Задания.
1. Какое событие, согласно фрагменту о Тютчеве, воспевает поэт в стихотворении «Черное море»?
2. Перепишите часть фрагмента о Тютчеве, начиная со слов "Но у Тютчева" и до слов "ли обморок духовный?" включительно, заменив "обморок" на "сон".
3. Продолжите фрагмент о Тютчеве после его последнего предложения.

Фрагмент текста.
⟨

Вдали от солнца и природы,

Вдали от света и искусства,

Вдали от жизни и любви

Мелькнут твои младые годы,

Живые помертвеют чувства,

Мечты развеются твои…

И жизнь твоя пройдет незрима,

В краю безлюдном, безымянном,

На незамеченной земле, –

Как исчезает облак дыма

На небе тусклом и туманном,

В осенней беспредельной мгле…

Но у Тютчева есть иной взгляд на женщину и ее предназначенье:

Не знаю я, коснется ль благодать

Моей души болезненно-греховной,

Удастся ль ей воскреснуть и восстать,

Пройдет ли обморок духовный?

Но если бы душа могла

Здесь, на земле, найти успокоенье,

Мне благодатью ты б была –

Ты, ты, мое земное провиденье!..

Не менее очевидна губящая эпоха, тяжкое историческое время разрастающегося кризиса, не только социально-политического («Наш век», «Теперь тебе не до стихов»). Тем радостнее, когда Тютчев, будто собирая плоды истинной, победившей дипломатии, поет гимн очередной русской победе, возвращению Севастополя после 15 лет страшного отсутствия («Черное море»). И тут время подойти к ключевому вопросу тютчевского трагизма – к вопросу о том, что губителем оказывается он сам («Предопределение», «О, не тревожь меня…» и многие другие).

⟩

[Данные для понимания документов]
⟨

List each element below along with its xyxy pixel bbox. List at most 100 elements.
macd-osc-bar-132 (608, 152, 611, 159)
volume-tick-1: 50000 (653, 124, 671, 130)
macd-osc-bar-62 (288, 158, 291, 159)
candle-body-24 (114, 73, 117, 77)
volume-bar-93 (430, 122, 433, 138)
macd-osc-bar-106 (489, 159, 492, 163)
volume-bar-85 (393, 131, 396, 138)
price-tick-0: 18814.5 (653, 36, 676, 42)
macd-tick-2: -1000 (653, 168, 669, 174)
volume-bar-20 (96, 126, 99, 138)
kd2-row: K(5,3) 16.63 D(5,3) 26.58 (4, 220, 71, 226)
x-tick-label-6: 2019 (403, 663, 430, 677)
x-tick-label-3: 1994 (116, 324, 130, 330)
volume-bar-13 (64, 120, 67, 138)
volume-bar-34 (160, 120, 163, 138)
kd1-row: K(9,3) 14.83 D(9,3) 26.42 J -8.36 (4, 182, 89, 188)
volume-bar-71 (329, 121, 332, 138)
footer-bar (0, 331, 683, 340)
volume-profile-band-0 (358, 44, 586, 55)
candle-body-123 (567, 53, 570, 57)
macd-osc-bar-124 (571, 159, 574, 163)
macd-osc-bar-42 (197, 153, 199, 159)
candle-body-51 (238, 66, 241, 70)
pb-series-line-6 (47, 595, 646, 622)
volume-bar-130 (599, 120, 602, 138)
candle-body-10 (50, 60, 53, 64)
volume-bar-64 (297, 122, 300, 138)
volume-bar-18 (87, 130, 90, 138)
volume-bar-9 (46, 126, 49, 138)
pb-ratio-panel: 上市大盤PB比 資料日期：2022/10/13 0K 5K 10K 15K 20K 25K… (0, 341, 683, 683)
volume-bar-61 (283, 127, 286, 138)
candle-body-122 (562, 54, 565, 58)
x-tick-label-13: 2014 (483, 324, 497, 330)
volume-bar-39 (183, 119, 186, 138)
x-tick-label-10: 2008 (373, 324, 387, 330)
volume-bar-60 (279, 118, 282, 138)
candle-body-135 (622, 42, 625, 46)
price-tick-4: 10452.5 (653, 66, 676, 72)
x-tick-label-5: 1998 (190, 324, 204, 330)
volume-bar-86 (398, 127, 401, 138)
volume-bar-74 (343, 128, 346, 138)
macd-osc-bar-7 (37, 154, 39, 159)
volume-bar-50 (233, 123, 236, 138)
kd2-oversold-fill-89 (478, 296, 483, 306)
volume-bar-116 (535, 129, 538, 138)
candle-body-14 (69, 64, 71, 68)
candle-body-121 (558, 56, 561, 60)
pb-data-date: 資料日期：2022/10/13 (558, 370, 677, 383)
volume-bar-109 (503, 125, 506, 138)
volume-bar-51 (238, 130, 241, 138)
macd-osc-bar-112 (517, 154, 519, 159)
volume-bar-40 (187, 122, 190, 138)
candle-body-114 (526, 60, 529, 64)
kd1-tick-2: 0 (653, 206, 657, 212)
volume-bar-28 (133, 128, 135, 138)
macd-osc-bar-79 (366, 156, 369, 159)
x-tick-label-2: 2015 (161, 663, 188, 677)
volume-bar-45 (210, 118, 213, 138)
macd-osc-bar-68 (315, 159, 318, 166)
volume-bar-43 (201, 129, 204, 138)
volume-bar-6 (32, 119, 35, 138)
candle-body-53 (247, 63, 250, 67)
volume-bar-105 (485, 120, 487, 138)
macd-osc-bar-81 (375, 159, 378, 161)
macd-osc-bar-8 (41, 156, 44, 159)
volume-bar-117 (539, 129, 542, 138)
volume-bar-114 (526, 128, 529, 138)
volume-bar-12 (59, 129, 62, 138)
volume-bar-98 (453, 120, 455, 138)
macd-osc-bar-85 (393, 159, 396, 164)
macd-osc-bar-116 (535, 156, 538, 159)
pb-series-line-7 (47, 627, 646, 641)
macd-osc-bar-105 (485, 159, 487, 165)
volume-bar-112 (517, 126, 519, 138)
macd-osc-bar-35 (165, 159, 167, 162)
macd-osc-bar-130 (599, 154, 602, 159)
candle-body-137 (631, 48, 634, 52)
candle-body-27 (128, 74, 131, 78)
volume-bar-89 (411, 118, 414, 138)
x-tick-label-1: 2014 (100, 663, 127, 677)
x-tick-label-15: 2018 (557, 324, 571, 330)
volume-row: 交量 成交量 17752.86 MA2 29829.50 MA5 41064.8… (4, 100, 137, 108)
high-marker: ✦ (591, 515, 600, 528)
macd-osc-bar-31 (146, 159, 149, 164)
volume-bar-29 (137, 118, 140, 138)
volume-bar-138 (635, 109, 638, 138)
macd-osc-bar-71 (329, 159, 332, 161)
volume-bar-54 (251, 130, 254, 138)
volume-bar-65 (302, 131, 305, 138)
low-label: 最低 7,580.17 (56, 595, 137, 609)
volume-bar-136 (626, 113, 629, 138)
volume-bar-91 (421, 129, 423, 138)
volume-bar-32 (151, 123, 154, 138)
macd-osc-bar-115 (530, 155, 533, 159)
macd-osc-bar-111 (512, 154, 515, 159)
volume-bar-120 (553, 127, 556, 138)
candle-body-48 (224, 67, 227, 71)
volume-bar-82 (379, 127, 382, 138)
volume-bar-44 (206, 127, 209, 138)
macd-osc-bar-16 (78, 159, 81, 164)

⟩

Ответы по порядку.
1. Возвращение Севастополя после 15 лет отсутствия.

2.
Но у Тютчева есть иной взгляд на женщину и ее предназначенье:

Не знаю я, коснется ль благодать

Моей души болезненно-греховной,

Удастся ль ей воскреснуть и восстать,

Пройдет ли сон духовный?

3.
Россию Тютчев спасает, с женщинами все получилось сложнее. Не только литературоведы знают эти имена: Амалия, Элеонора, Эрнестина, Елена. Амалия – освятившая юность поэта, не ставшая его женой – прошла через всю жизнь собеседницей, помощницей, другом. Не исключено, что многие мосты между Тютчевым и политиками наведены именно ею. На Элеоноре молодой дипломат с весьма скромным жалованьем женился внезапно и необъяснимо для внешних умов. Она была старше, она была вдовой, у нее подрастало трое сыновей. Элеонора обладала даром любви, Федор Иванович ценил это  всегда. В браке состоялось семь счастливых лет и пять несчастных… Элеонора (родив троих детей) умерла в 38 лет, видимо, навсегда, оставив любимого Федора Ивановича с вопросом о степени его вины, о тяжком несоблюдении законов христианского брака и фатальных последствиях двойной жизни. В браке с Эрнестиной родились еще трое наследников, но и здесь обретенное счастье имело свои границы, около 10 лет. В 1850 году в жизни Тютчева появилась Елена Денисьева, и покой исчез навсегда. Впрочем, брак с Эрнестиной Федоровной не был расторгнут, спустя годы Тютчев умрет у нее на руках.

Елена Александровна – «соавтор» целого цикла стихов, ей посвященных. У них состоялась 14-летняя жизнь, было рождено трое детей. Трагедий много: сама Денисьева умерла в августе 1864 года, в мае года следующего ушли 14-летняя дочь Елена и 9-месячный сын Коля. Всех унесла скоротечная чахотка. Наверное, поэт констатацией такого диагноза не ограничивался.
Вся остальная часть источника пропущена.